**Testo fornito:**

-=-=-

Non tutti orfani: la tutela dei minori in situazioni di conflitto e calamità

Quando vengono diffuse immagini di minori in situazioni di conflitti e calamità spesso scatta la corsa all'adozione. Ma non è detto che quei bambini siano orfani e separarli da eventuali familiari e parenti arrecherebbe loro solo un altro ulteriore danno. Proprio per questo è necessaria la loro tutela.

Monya Ferritti

In queste settimane la Striscia di Gaza è sotto l’assedio dell’esercito israeliano. Oltre a essere uno dei territori al mondo a maggiore densità di abitanti per chilometro quadrato, vanta anche il primato di un’età media della popolazione molto bassa, circa 17 anni. Questo fa sì che fra i civili uccisi o feriti dai bombardamenti le prime vittime siano proprio tanti – troppi – bambini e adolescenti e che le immagini diffuse in tutto il mondo spingano l’opinione pubblica, oltre a chiedere il cessate il fuoco, anche a veicolare la soluzione più semplice per i bambini e i ragazzi vittime della guerra: l’adozione. Siamo di fronte allo stesso cliché visto anche all’indomani della guerra in Ucraina, quando l’ondata di profughi arrivati nel nostro Paese, per la gran parte donne e minori, ha generato non poca confusione. In molti casi bambini e ragazzi – non accompagnati ma non in stato di abbandono o dichiarati adottabili – sono stati definiti “orfani” da numerose testate giornalistiche. L’ondata di commozione generale per ciò che stava accadendo ha poi generato sui social – e non solo – un pericoloso corto circuito con numerose richieste e disponibilità ad “adottare gli orfani” o, almeno, a prendersene cura.

-=-=-

**Consegna:**
Rispondi in base al testo fornito, con risposte numerate allo stesso modo:
1. Secondo il testo fornito, che cosa arrecherebbe ai bambini la separazione da eventuali familiari e parenti?
2. Qual è l'età media approssimativa della popolazione della Striscia di Gaza?
3. Da chi era composta per la gran parte l'ondata di profughi arrivati dopo la guerra in Ucraina?

**Dati disponibili:**

-=-=-

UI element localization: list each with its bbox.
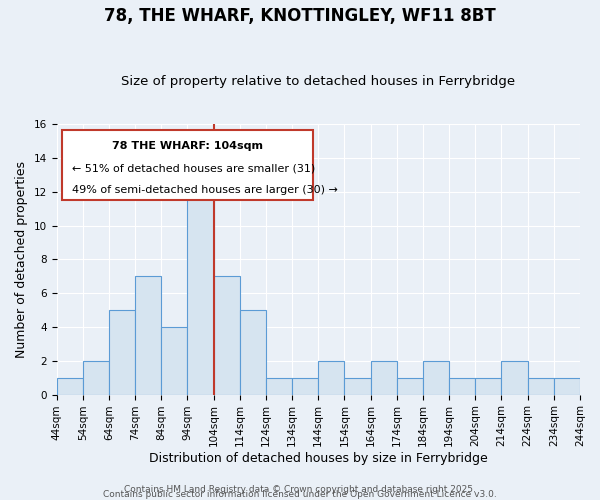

-=-=-

**Soluzione:**
1. Solo un altro ulteriore danno.
2. Circa 17 anni.
3. Da donne e minori.